### WHAT IS ASKED
Set the data down again, exactly as it reads, but without the pictures.

### Saved entries
+++

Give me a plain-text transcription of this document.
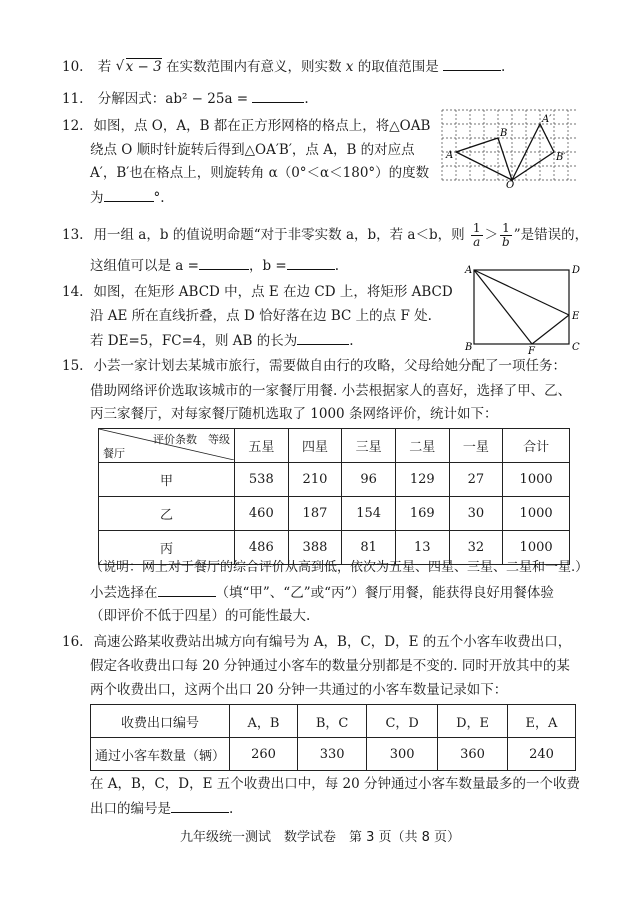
10. 若 √ x − 3 在实数范围内有意义，则实数 x 的取值范围是	.
11. 分解因式：ab² − 25a =	.
12. 如图，点 O，A，B 都在正方形网格的格点上，将△OAB
绕点 O 顺时针旋转后得到△OA′B′，点 A，B 的对应点
A′，B′也在格点上，则旋转角 α（0°＜α＜180°）的度数
为	°.
A
B
A′
B′
O
13. 用一组 a，b 的值说明命题“对于非零实数 a，b，若 a＜b，则 $\frac{1}{a} > \frac{1}{b}$ ”是错误的，
这组值可以是 a =	，b =	.
14. 如图，在矩形 ABCD 中，点 E 在边 CD 上，将矩形 ABCD
沿 AE 所在直线折叠，点 D 恰好落在边 BC 上的点 F 处.
若 DE=5，FC=4，则 AB 的长为	.
A
B	C
D
E
F
15. 小芸一家计划去某城市旅行，需要做自由行的攻略，父母给她分配了一项任务：
借助网络评价选取该城市的一家餐厅用餐. 小芸根据家人的喜好，选择了甲、乙、
丙三家餐厅，对每家餐厅随机选取了 1000 条网络评价，统计如下：
评价条数　等级
餐厅	五星	四星	三星	二星	一星	合计
甲	538	210	96	129	27	1000
乙	460	187	154	169	30	1000
丙	486	388	81	13	32	1000
（说明：网上对于餐厅的综合评价从高到低，依次为五星、四星、三星、二星和一星.）
小芸选择在	（填“甲”、“乙”或“丙”）餐厅用餐，能获得良好用餐体验
（即评价不低于四星）的可能性最大.
16. 高速公路某收费站出城方向有编号为 A，B，C，D，E 的五个小客车收费出口，
假定各收费出口每 20 分钟通过小客车的数量分别都是不变的. 同时开放其中的某
两个收费出口，这两个出口 20 分钟一共通过的小客车数量记录如下：
收费出口编号	A，B	B，C	C，D	D，E	E，A
通过小客车数量（辆）	260	330	300	360	240
在 A，B，C，D，E 五个收费出口中，每 20 分钟通过小客车数量最多的一个收费
出口的编号是	.
九年级统一测试　数学试卷　第 3 页（共 8 页）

+++

### ANSWER TO THE PROBLEM
Give me a plain-text transcription of this document.
10. 若 √ x − 3 在实数范围内有意义，则实数 x 的取值范围是	.
11. 分解因式：ab² − 25a =	.
12. 如图，点 O，A，B 都在正方形网格的格点上，将△OAB
绕点 O 顺时针旋转后得到△OA′B′，点 A，B 的对应点
A′，B′也在格点上，则旋转角 α（0°＜α＜180°）的度数
为	°.
A
B
A′
B′
O
13. 用一组 a，b 的值说明命题“对于非零实数 a，b，若 a＜b，则 $\frac{1}{a} > \frac{1}{b}$ ”是错误的，
这组值可以是 a =	，b =	.
14. 如图，在矩形 ABCD 中，点 E 在边 CD 上，将矩形 ABCD
沿 AE 所在直线折叠，点 D 恰好落在边 BC 上的点 F 处.
若 DE=5，FC=4，则 AB 的长为	.
A
B	C
D
E
F
15. 小芸一家计划去某城市旅行，需要做自由行的攻略，父母给她分配了一项任务：
借助网络评价选取该城市的一家餐厅用餐. 小芸根据家人的喜好，选择了甲、乙、
丙三家餐厅，对每家餐厅随机选取了 1000 条网络评价，统计如下：
评价条数　等级
餐厅	五星	四星	三星	二星	一星	合计
甲	538	210	96	129	27	1000
乙	460	187	154	169	30	1000
丙	486	388	81	13	32	1000
（说明：网上对于餐厅的综合评价从高到低，依次为五星、四星、三星、二星和一星.）
小芸选择在	（填“甲”、“乙”或“丙”）餐厅用餐，能获得良好用餐体验
（即评价不低于四星）的可能性最大.
16. 高速公路某收费站出城方向有编号为 A，B，C，D，E 的五个小客车收费出口，
假定各收费出口每 20 分钟通过小客车的数量分别都是不变的. 同时开放其中的某
两个收费出口，这两个出口 20 分钟一共通过的小客车数量记录如下：
收费出口编号	A，B	B，C	C，D	D，E	E，A
通过小客车数量（辆）	260	330	300	360	240
在 A，B，C，D，E 五个收费出口中，每 20 分钟通过小客车数量最多的一个收费
出口的编号是	.
九年级统一测试　数学试卷　第 3 页（共 8 页）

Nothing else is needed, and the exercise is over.